The request >>
Every record below should be written out exactly; pictures stay out.

Data shown >>
-=-=-=-=-

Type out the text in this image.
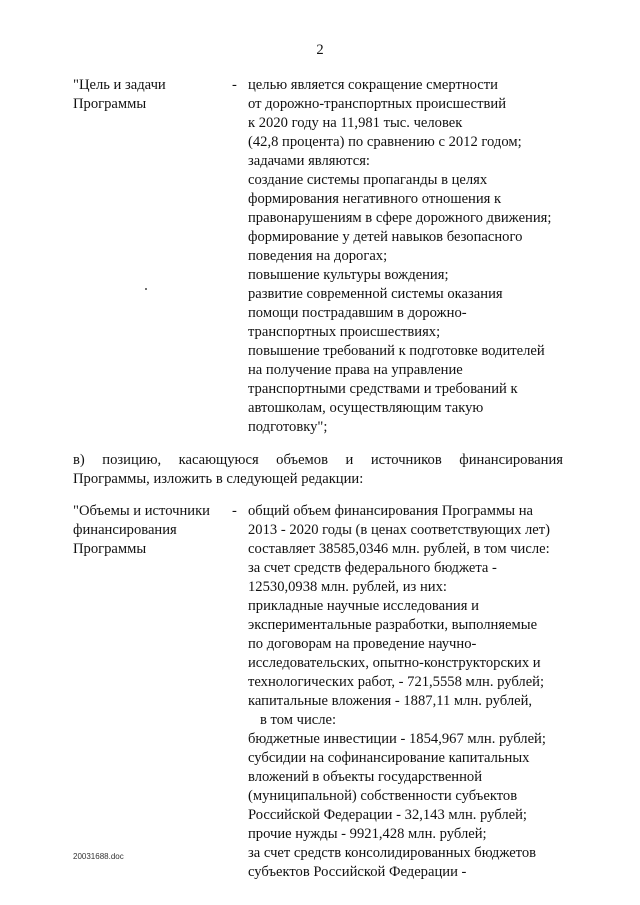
2
"Цель и задачи
Программы
- целью является сокращение смертности
от дорожно-транспортных происшествий
к 2020 году на 11,981 тыс. человек
(42,8 процента) по сравнению с 2012 годом;
задачами являются:
создание системы пропаганды в целях
формирования негативного отношения к
правонарушениям в сфере дорожного движения;
формирование у детей навыков безопасного
поведения на дорогах;
повышение культуры вождения;
развитие современной системы оказания
помощи пострадавшим в дорожно-
транспортных происшествиях;
повышение требований к подготовке водителей
на получение права на управление
транспортными средствами и требований к
автошколам, осуществляющим такую
подготовку";
в) позицию, касающуюся объемов и источников финансирования
Программы, изложить в следующей редакции:
"Объемы и источники
финансирования
Программы
- общий объем финансирования Программы на
2013 - 2020 годы (в ценах соответствующих лет)
составляет 38585,0346 млн. рублей, в том числе:
за счет средств федерального бюджета -
12530,0938 млн. рублей, из них:
прикладные научные исследования и
экспериментальные разработки, выполняемые
по договорам на проведение научно-
исследовательских, опытно-конструкторских и
технологических работ, - 721,5558 млн. рублей;
капитальные вложения - 1887,11 млн. рублей,
в том числе:
бюджетные инвестиции - 1854,967 млн. рублей;
субсидии на софинансирование капитальных
вложений в объекты государственной
(муниципальной) собственности субъектов
Российской Федерации - 32,143 млн. рублей;
прочие нужды - 9921,428 млн. рублей;
за счет средств консолидированных бюджетов
субъектов Российской Федерации -
20031688.doc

-=-=-=-=-

Answer to the task >>
Type out the text in this image.
2
"Цель и задачи
Программы
- целью является сокращение смертности
от дорожно-транспортных происшествий
к 2020 году на 11,981 тыс. человек
(42,8 процента) по сравнению с 2012 годом;
задачами являются:
создание системы пропаганды в целях
формирования негативного отношения к
правонарушениям в сфере дорожного движения;
формирование у детей навыков безопасного
поведения на дорогах;
повышение культуры вождения;
развитие современной системы оказания
помощи пострадавшим в дорожно-
транспортных происшествиях;
повышение требований к подготовке водителей
на получение права на управление
транспортными средствами и требований к
автошколам, осуществляющим такую
подготовку";
в) позицию, касающуюся объемов и источников финансирования
Программы, изложить в следующей редакции:
"Объемы и источники
финансирования
Программы
- общий объем финансирования Программы на
2013 - 2020 годы (в ценах соответствующих лет)
составляет 38585,0346 млн. рублей, в том числе:
за счет средств федерального бюджета -
12530,0938 млн. рублей, из них:
прикладные научные исследования и
экспериментальные разработки, выполняемые
по договорам на проведение научно-
исследовательских, опытно-конструкторских и
технологических работ, - 721,5558 млн. рублей;
капитальные вложения - 1887,11 млн. рублей,
в том числе:
бюджетные инвестиции - 1854,967 млн. рублей;
субсидии на софинансирование капитальных
вложений в объекты государственной
(муниципальной) собственности субъектов
Российской Федерации - 32,143 млн. рублей;
прочие нужды - 9921,428 млн. рублей;
за счет средств консолидированных бюджетов
субъектов Российской Федерации -
20031688.doc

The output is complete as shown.